MATERIAL FOR THIS TASK
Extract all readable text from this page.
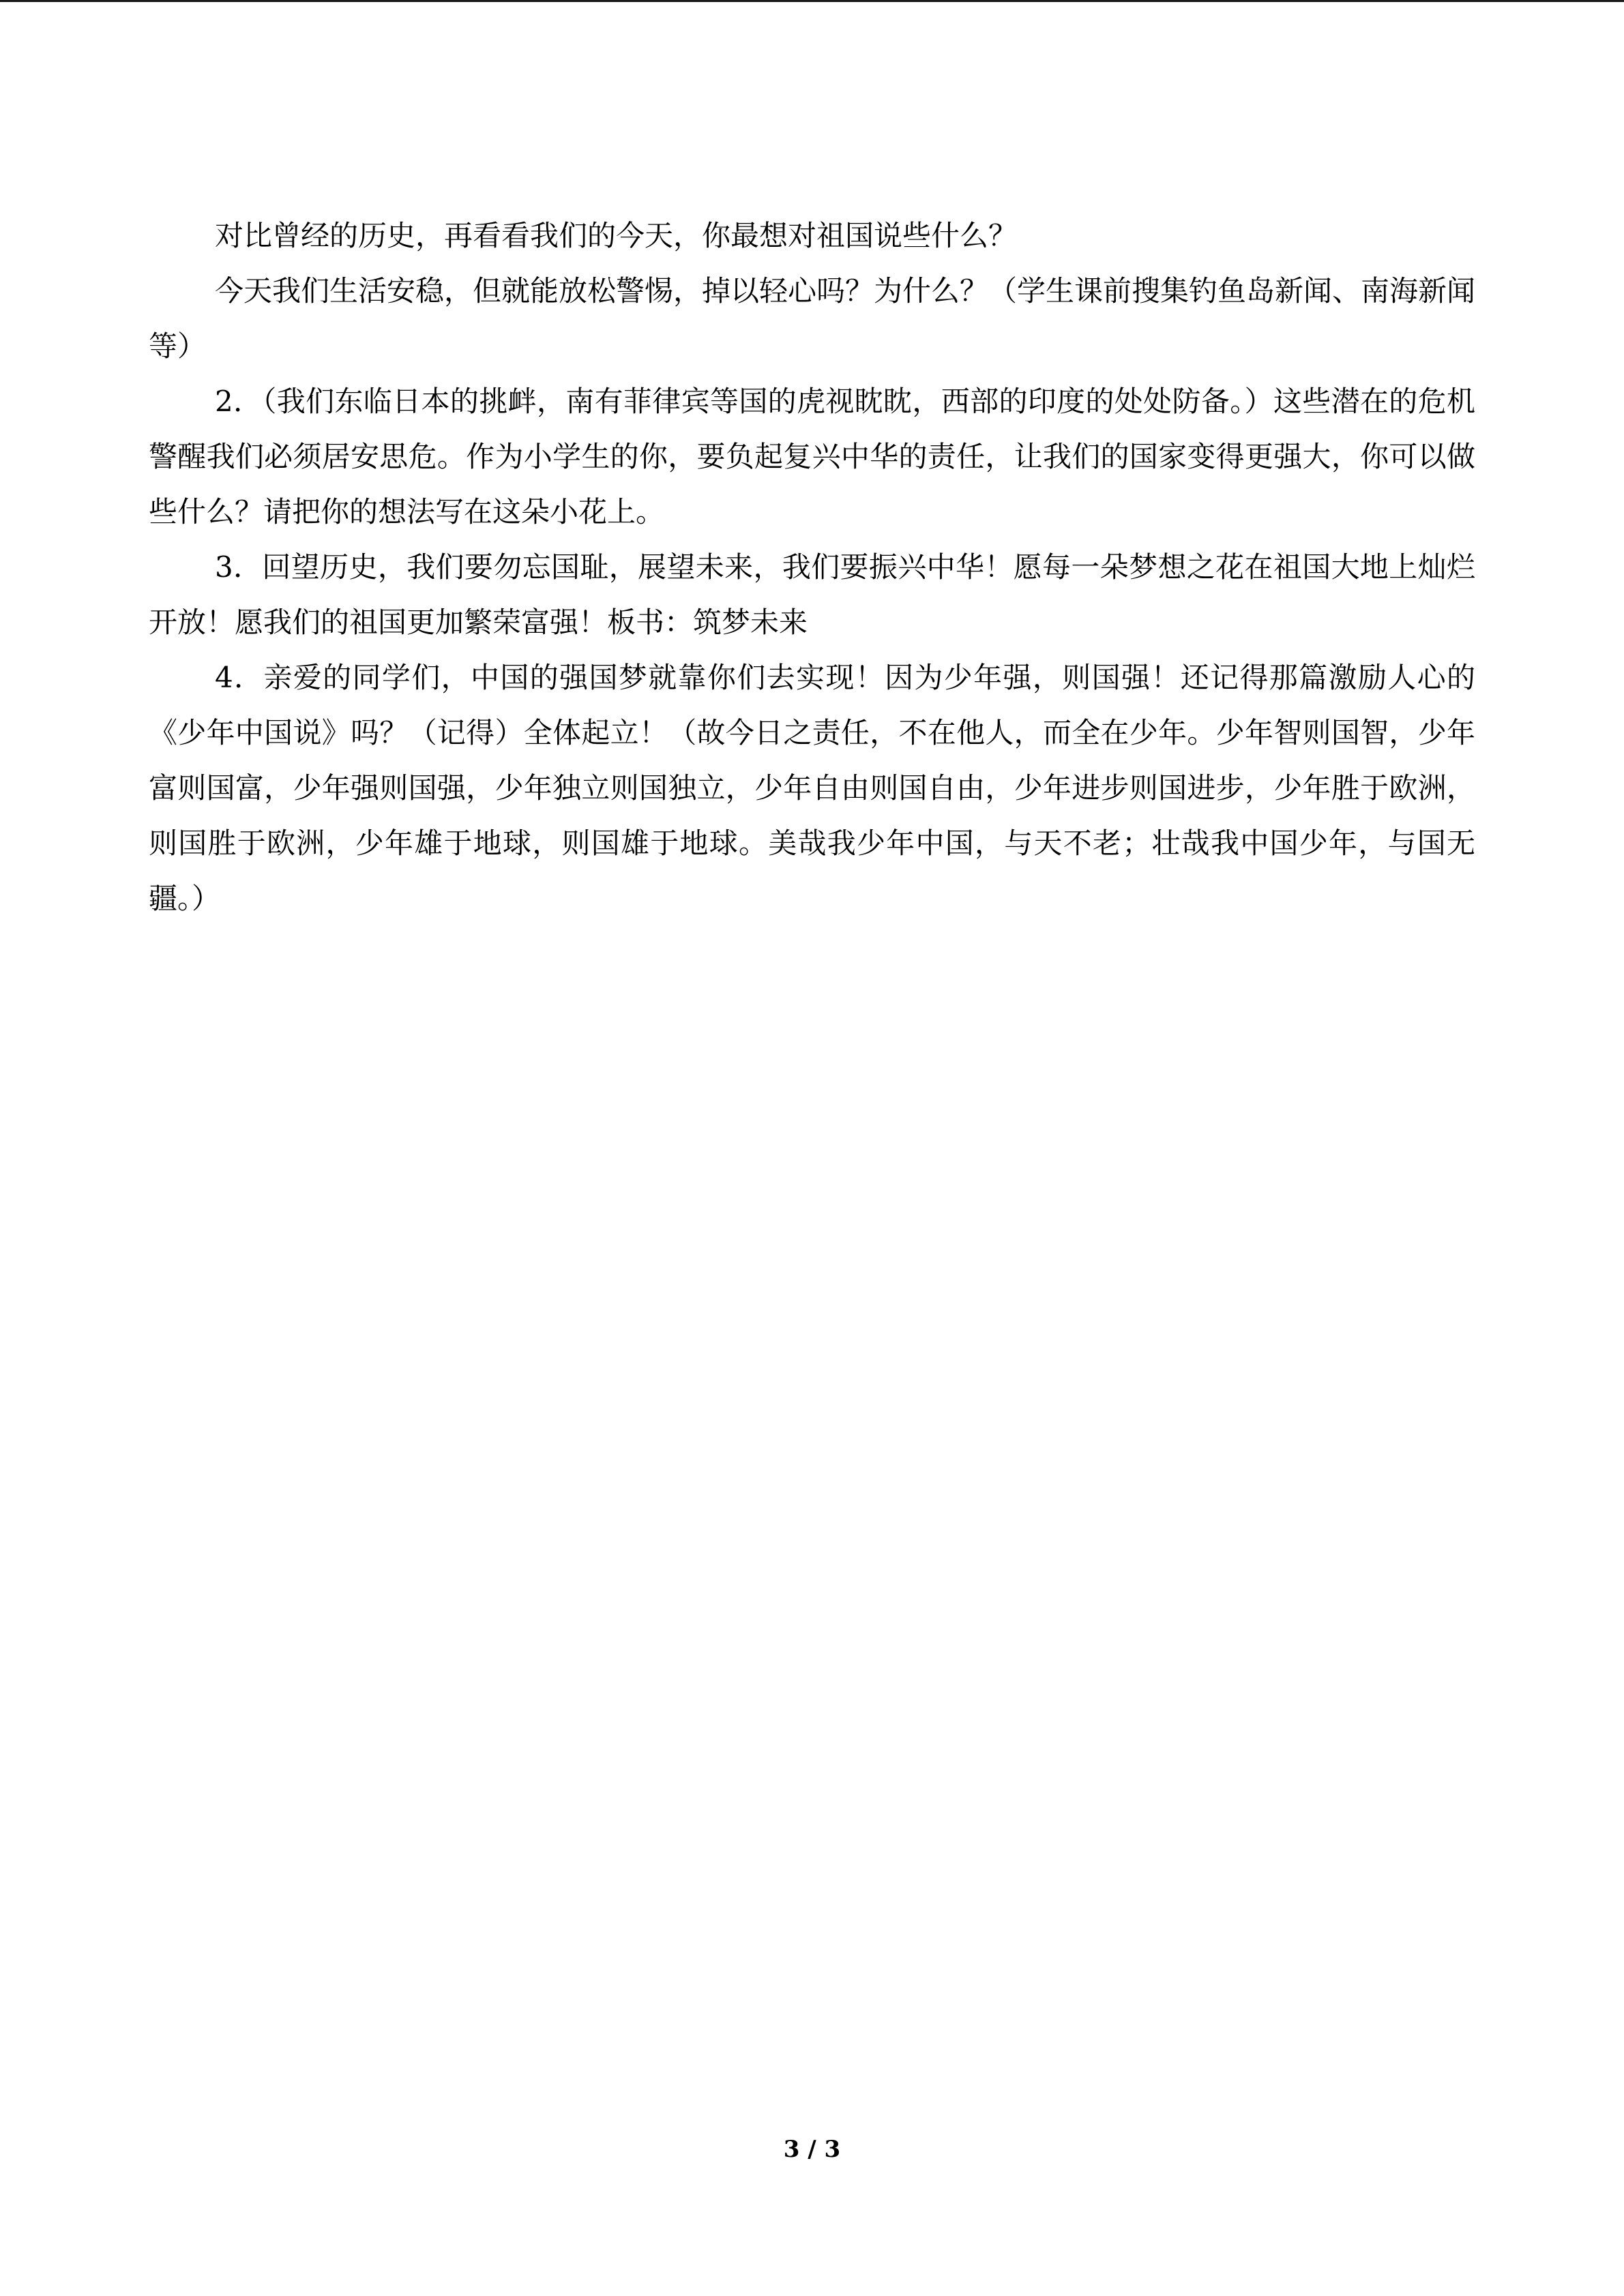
对比曾经的历史，再看看我们的今天，你最想对祖国说些什么？

今天我们生活安稳，但就能放松警惕，掉以轻心吗？为什么？（学生课前搜集钓鱼岛新闻、南海新闻等）

2．（我们东临日本的挑衅，南有菲律宾等国的虎视眈眈，西部的印度的处处防备。）这些潜在的危机警醒我们必须居安思危。作为小学生的你，要负起复兴中华的责任，让我们的国家变得更强大，你可以做些什么？请把你的想法写在这朵小花上。

3．回望历史，我们要勿忘国耻，展望未来，我们要振兴中华！愿每一朵梦想之花在祖国大地上灿烂开放！愿我们的祖国更加繁荣富强！板书：筑梦未来

4．亲爱的同学们，中国的强国梦就靠你们去实现！因为少年强，则国强！还记得那篇激励人心的《少年中国说》吗？（记得）全体起立！（故今日之责任，不在他人，而全在少年。少年智则国智，少年富则国富，少年强则国强，少年独立则国独立，少年自由则国自由，少年进步则国进步，少年胜于欧洲，则国胜于欧洲，少年雄于地球，则国雄于地球。美哉我少年中国，与天不老；壮哉我中国少年，与国无疆。）

3 / 3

PROBLEM STATEMENT
From the records given above, reproduce all text exactly and exclude each picture.

SOLUTION FOR THIS PROBLEM
Extract all readable text from this page.
对比曾经的历史，再看看我们的今天，你最想对祖国说些什么？

今天我们生活安稳，但就能放松警惕，掉以轻心吗？为什么？（学生课前搜集钓鱼岛新闻、南海新闻等）

2．（我们东临日本的挑衅，南有菲律宾等国的虎视眈眈，西部的印度的处处防备。）这些潜在的危机警醒我们必须居安思危。作为小学生的你，要负起复兴中华的责任，让我们的国家变得更强大，你可以做些什么？请把你的想法写在这朵小花上。

3．回望历史，我们要勿忘国耻，展望未来，我们要振兴中华！愿每一朵梦想之花在祖国大地上灿烂开放！愿我们的祖国更加繁荣富强！板书：筑梦未来

4．亲爱的同学们，中国的强国梦就靠你们去实现！因为少年强，则国强！还记得那篇激励人心的《少年中国说》吗？（记得）全体起立！（故今日之责任，不在他人，而全在少年。少年智则国智，少年富则国富，少年强则国强，少年独立则国独立，少年自由则国自由，少年进步则国进步，少年胜于欧洲，则国胜于欧洲，少年雄于地球，则国雄于地球。美哉我少年中国，与天不老；壮哉我中国少年，与国无疆。）

3 / 3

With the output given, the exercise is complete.